**Given request**
Each of the entries should be retyped precisely as it appears.
# # #
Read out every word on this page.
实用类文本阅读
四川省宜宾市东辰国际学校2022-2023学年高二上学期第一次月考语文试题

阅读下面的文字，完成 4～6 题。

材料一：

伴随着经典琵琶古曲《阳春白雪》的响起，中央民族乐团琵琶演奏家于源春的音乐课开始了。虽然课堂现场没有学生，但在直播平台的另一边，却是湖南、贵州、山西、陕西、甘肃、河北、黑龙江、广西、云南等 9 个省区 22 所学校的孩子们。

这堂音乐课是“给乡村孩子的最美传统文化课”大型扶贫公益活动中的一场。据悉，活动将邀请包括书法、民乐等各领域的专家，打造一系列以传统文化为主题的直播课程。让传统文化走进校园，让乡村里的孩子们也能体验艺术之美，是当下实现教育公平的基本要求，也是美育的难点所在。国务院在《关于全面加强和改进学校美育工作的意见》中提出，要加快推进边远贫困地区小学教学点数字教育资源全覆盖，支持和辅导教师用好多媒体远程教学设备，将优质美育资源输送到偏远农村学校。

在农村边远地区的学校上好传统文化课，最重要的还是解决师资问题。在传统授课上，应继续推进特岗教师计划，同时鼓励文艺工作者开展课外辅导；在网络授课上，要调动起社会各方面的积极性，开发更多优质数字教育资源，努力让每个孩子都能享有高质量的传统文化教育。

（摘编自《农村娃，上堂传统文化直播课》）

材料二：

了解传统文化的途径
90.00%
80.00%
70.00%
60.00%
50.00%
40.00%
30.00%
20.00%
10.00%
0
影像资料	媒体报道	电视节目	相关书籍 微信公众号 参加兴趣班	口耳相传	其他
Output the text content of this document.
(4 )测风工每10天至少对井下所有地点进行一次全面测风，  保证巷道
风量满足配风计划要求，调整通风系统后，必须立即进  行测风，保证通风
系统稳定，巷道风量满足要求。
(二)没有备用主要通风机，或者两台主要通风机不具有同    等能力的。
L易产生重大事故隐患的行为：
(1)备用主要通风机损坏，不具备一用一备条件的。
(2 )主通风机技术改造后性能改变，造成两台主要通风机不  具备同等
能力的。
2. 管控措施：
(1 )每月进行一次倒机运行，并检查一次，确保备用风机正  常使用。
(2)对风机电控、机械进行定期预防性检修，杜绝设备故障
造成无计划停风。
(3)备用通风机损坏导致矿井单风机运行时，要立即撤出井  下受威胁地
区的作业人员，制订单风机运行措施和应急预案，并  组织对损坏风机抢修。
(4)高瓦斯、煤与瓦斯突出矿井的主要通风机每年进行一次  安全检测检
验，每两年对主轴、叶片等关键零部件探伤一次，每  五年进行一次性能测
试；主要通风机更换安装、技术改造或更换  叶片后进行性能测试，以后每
# # #
**The output**
Read out every word on this page.
实用类文本阅读
四川省宜宾市东辰国际学校2022-2023学年高二上学期第一次月考语文试题

阅读下面的文字，完成 4～6 题。

材料一：

伴随着经典琵琶古曲《阳春白雪》的响起，中央民族乐团琵琶演奏家于源春的音乐课开始了。虽然课堂现场没有学生，但在直播平台的另一边，却是湖南、贵州、山西、陕西、甘肃、河北、黑龙江、广西、云南等 9 个省区 22 所学校的孩子们。

这堂音乐课是“给乡村孩子的最美传统文化课”大型扶贫公益活动中的一场。据悉，活动将邀请包括书法、民乐等各领域的专家，打造一系列以传统文化为主题的直播课程。让传统文化走进校园，让乡村里的孩子们也能体验艺术之美，是当下实现教育公平的基本要求，也是美育的难点所在。国务院在《关于全面加强和改进学校美育工作的意见》中提出，要加快推进边远贫困地区小学教学点数字教育资源全覆盖，支持和辅导教师用好多媒体远程教学设备，将优质美育资源输送到偏远农村学校。

在农村边远地区的学校上好传统文化课，最重要的还是解决师资问题。在传统授课上，应继续推进特岗教师计划，同时鼓励文艺工作者开展课外辅导；在网络授课上，要调动起社会各方面的积极性，开发更多优质数字教育资源，努力让每个孩子都能享有高质量的传统文化教育。

（摘编自《农村娃，上堂传统文化直播课》）

材料二：

了解传统文化的途径
90.00%
80.00%
70.00%
60.00%
50.00%
40.00%
30.00%
20.00%
10.00%
0
影像资料	媒体报道	电视节目	相关书籍 微信公众号 参加兴趣班	口耳相传	其他
Output the text content of this document.
(4 )测风工每10天至少对井下所有地点进行一次全面测风，  保证巷道
风量满足配风计划要求，调整通风系统后，必须立即进  行测风，保证通风
系统稳定，巷道风量满足要求。
(二)没有备用主要通风机，或者两台主要通风机不具有同    等能力的。
L易产生重大事故隐患的行为：
(1)备用主要通风机损坏，不具备一用一备条件的。
(2 )主通风机技术改造后性能改变，造成两台主要通风机不  具备同等
能力的。
2. 管控措施：
(1 )每月进行一次倒机运行，并检查一次，确保备用风机正  常使用。
(2)对风机电控、机械进行定期预防性检修，杜绝设备故障
造成无计划停风。
(3)备用通风机损坏导致矿井单风机运行时，要立即撤出井  下受威胁地
区的作业人员，制订单风机运行措施和应急预案，并  组织对损坏风机抢修。
(4)高瓦斯、煤与瓦斯突出矿井的主要通风机每年进行一次  安全检测检
验，每两年对主轴、叶片等关键零部件探伤一次，每  五年进行一次性能测
试；主要通风机更换安装、技术改造或更换  叶片后进行性能测试，以后每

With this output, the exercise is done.